[What this task involves]: Substitute "well liked" for "popular" in the passage on Mary's schooling and early career, and write out everything from "Dynamic and alert, she" down to "in Chicago, Illinois.".
::: Selected extract :::
Later Mary received a scholarship to attend Scotia Seminary, a school for African American girls in
Concord, North Carolina. She was strongly influenced by both white and black teachers there and met
some of the people with whom she would work closely later. Although she was very serious about her
studies, this did not prevent her from becoming a lively dancer and developing a lasting love of music.
Dynamic and alert, she was very popular. Her classmates looked to her as a leader. After graduating in
1893 she attended the Moody Bible Institute in Chicago, Illinois.
Career as an educator
After graduation from the Moody Bible Institute, Mary wished to become a missionary in Africa.
However, she was told that African Americans were not allowed to take positions like that. She became
an instructor at the Presbyterian Mission School in Mayesville in 1896 and later at Haines Institute in
Augusta, Georgia, in 1896 and 1897. While she was working at Kindell Institute in Sumpter, South
Carolina, in 1897 and 1898, she met Albertus Bethune, whom she later married and had a son with. Her
devotion to the education of African American children caused problems with the marriage, however,
and the couple eventually separated.
In 1904 the construction of the Florida East Coast Railroad brought hundreds of African Americans to the
area looking for work. Bethune saw a need for education to improve the lives of these people. She
began her career as an educator in earnest when she rented a two-story house in Daytona Beach,
Florida, and began the difficult task of establishing a school for African American girls. Thus, in an era
when most African American children received little or no education, the Daytona Literary and Industrial
School for Training Negro Girls was begun in October 1904, with six pupils (five girls and her own son).
::: Dataset records :::
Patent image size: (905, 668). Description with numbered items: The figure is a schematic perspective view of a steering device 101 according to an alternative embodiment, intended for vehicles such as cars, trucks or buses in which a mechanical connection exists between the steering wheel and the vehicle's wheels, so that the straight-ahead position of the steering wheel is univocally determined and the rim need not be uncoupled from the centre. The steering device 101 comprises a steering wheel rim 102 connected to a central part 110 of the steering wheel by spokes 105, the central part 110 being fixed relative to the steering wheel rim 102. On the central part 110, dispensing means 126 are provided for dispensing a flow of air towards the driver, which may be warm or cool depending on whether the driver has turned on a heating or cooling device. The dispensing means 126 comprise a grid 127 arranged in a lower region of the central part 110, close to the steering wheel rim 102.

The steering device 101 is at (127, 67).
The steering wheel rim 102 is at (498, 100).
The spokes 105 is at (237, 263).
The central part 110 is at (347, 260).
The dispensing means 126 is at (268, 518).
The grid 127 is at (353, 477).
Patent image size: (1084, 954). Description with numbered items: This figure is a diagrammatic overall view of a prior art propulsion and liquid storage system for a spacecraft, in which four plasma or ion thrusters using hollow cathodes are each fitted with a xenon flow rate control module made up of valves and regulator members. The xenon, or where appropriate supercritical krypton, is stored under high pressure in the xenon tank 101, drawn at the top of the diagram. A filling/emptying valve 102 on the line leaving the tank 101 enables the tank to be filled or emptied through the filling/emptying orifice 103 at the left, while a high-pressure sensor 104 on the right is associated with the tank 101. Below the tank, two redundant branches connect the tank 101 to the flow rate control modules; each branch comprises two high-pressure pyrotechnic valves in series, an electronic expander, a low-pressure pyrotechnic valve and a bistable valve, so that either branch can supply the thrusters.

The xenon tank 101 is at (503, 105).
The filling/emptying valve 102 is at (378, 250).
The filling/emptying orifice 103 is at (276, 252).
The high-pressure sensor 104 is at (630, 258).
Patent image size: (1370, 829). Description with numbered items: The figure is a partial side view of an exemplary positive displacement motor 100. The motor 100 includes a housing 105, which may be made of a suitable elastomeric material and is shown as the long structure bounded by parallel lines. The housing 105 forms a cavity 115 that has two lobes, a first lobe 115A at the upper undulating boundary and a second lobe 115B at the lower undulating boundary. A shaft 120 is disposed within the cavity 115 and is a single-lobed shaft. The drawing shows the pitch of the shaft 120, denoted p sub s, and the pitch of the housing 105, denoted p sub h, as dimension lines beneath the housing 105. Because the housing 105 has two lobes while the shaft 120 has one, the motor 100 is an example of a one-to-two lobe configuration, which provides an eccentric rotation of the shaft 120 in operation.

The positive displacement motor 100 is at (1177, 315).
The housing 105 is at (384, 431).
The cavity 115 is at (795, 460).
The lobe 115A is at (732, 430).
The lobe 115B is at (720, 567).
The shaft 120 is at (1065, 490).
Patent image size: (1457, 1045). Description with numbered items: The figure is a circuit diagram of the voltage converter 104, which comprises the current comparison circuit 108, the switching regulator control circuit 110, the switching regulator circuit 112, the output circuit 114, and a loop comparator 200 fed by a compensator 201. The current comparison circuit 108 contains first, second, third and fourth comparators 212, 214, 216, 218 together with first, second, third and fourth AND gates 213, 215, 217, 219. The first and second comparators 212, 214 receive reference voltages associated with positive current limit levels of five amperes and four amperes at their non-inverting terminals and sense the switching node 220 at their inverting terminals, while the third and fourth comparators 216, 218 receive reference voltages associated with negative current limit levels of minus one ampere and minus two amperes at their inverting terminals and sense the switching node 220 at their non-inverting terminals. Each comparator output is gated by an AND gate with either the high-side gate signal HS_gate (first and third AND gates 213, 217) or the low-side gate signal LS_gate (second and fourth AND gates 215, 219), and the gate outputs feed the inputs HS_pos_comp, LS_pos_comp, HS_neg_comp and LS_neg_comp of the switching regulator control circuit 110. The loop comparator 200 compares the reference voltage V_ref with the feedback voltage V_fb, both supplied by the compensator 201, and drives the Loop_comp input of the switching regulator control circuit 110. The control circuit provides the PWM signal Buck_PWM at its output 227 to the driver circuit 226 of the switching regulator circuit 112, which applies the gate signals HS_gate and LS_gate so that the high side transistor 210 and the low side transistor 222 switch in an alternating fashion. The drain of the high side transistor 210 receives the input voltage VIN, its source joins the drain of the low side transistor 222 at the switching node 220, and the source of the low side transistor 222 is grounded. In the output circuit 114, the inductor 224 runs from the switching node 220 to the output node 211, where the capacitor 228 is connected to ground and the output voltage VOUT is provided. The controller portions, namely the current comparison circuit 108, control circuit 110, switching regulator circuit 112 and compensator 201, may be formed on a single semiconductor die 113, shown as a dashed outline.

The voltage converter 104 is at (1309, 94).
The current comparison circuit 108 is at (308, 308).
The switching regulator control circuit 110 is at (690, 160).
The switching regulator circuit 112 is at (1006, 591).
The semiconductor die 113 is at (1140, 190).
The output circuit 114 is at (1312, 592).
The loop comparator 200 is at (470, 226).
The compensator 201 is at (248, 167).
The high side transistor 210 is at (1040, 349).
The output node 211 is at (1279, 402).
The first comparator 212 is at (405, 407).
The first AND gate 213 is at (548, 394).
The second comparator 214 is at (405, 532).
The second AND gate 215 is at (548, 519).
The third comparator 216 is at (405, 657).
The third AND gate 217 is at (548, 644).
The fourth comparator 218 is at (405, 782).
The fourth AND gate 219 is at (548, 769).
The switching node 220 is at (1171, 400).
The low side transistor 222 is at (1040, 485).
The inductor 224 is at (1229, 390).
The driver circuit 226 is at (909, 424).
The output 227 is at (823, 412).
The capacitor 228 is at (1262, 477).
:::
[Reply]:
Dynamic and alert, she was very well liked. Her classmates looked to her as a leader. After graduating in
1893 she attended the Moody Bible Institute in Chicago, Illinois.